Problem statement ▸ Output all of the data below exactly as given.

Data for processing ▸
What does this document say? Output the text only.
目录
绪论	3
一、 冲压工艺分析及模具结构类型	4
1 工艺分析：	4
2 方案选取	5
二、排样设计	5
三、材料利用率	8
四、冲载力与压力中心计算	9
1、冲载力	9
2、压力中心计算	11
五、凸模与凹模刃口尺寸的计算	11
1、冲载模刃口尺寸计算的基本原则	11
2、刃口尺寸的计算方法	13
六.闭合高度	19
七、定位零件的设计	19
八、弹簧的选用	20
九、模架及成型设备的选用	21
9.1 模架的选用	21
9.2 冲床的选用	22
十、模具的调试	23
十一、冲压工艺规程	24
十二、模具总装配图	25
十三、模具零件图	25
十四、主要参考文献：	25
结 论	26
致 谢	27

Reply to the exercise ▸
What does this document say? Output the text only.
目录
绪论	3
一、 冲压工艺分析及模具结构类型	4
1 工艺分析：	4
2 方案选取	5
二、排样设计	5
三、材料利用率	8
四、冲载力与压力中心计算	9
1、冲载力	9
2、压力中心计算	11
五、凸模与凹模刃口尺寸的计算	11
1、冲载模刃口尺寸计算的基本原则	11
2、刃口尺寸的计算方法	13
六.闭合高度	19
七、定位零件的设计	19
八、弹簧的选用	20
九、模架及成型设备的选用	21
9.1 模架的选用	21
9.2 冲床的选用	22
十、模具的调试	23
十一、冲压工艺规程	24
十二、模具总装配图	25
十三、模具零件图	25
十四、主要参考文献：	25
结 论	26
致 谢	27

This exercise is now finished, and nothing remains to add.